- _Exercise objective_
Go through the lines below. Copy those with "color".

-*-*-

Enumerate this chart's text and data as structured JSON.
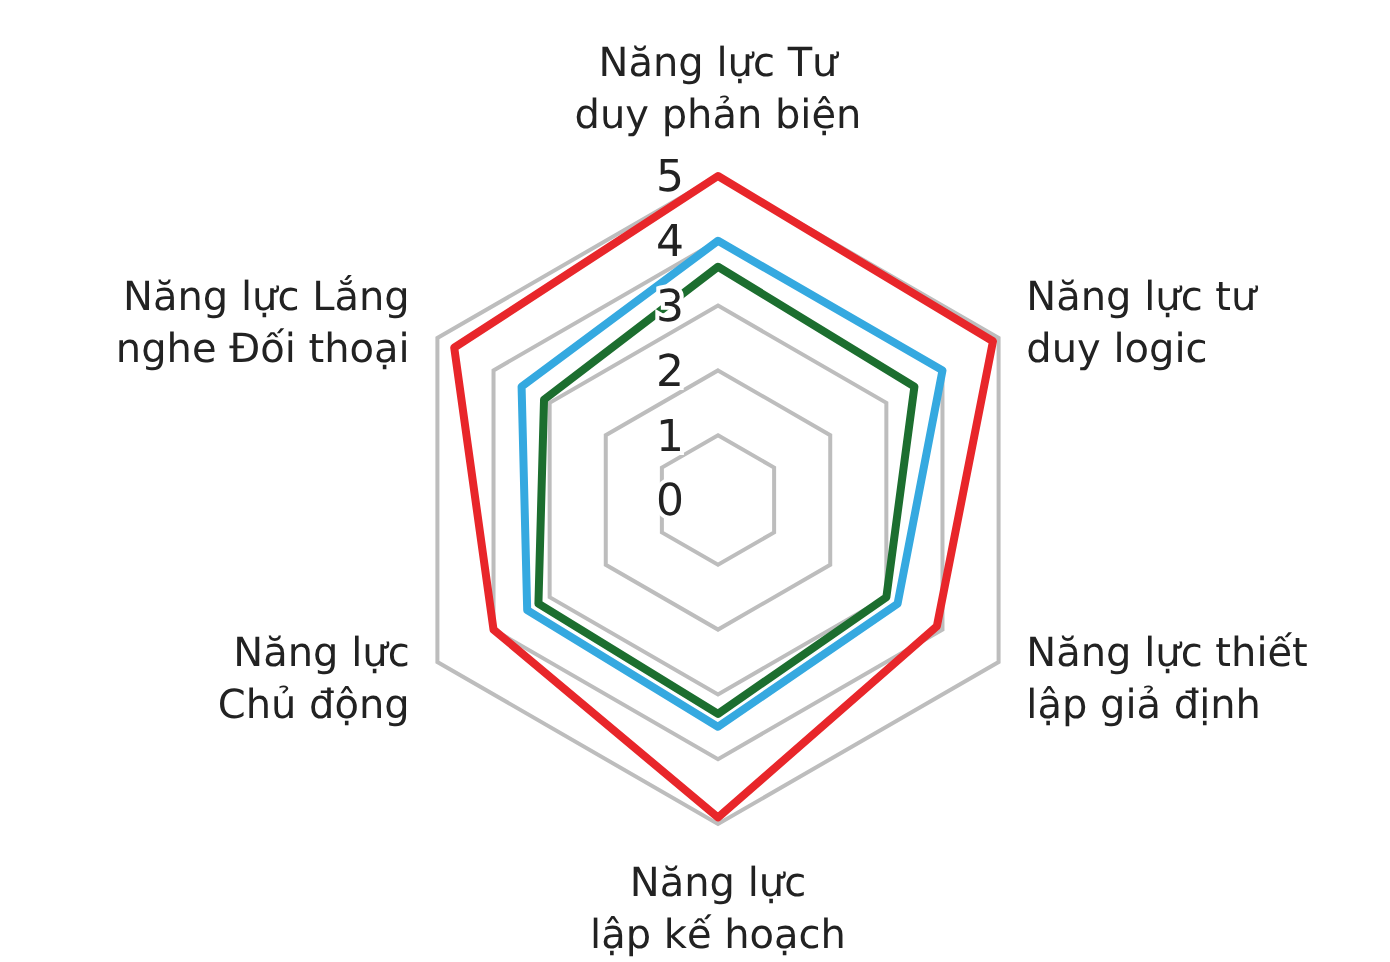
{
  "chart_data": {
    "type": "radar",
    "categories": [
      "Năng lực Tư duy phản biện",
      "Năng lực tư duy logic",
      "Năng lực thiết lập giả định",
      "Năng lực lập kế hoạch",
      "Năng lực Chủ động",
      "Năng lực Lắng nghe Đối thoại"
    ],
    "series": [
      {
        "color": "#e8262a",
        "values": [
          5,
          4.9,
          3.9,
          4.9,
          4.0,
          4.7
        ]
      },
      {
        "color": "#35a9e0",
        "values": [
          4,
          4.0,
          3.2,
          3.5,
          3.4,
          3.5
        ]
      },
      {
        "color": "#1c6e2f",
        "values": [
          3.6,
          3.5,
          3.0,
          3.3,
          3.2,
          3.1
        ]
      }
    ],
    "ylim": [
      0,
      5
    ],
    "yticks": [
      0,
      1,
      2,
      3,
      4,
      5
    ],
    "grid": true,
    "marker": "none",
    "line_style": "solid"
  }
}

-*-*-

- _Exercise output_
        "color": "#e8262a",
        "color": "#35a9e0",
        "color": "#1c6e2f",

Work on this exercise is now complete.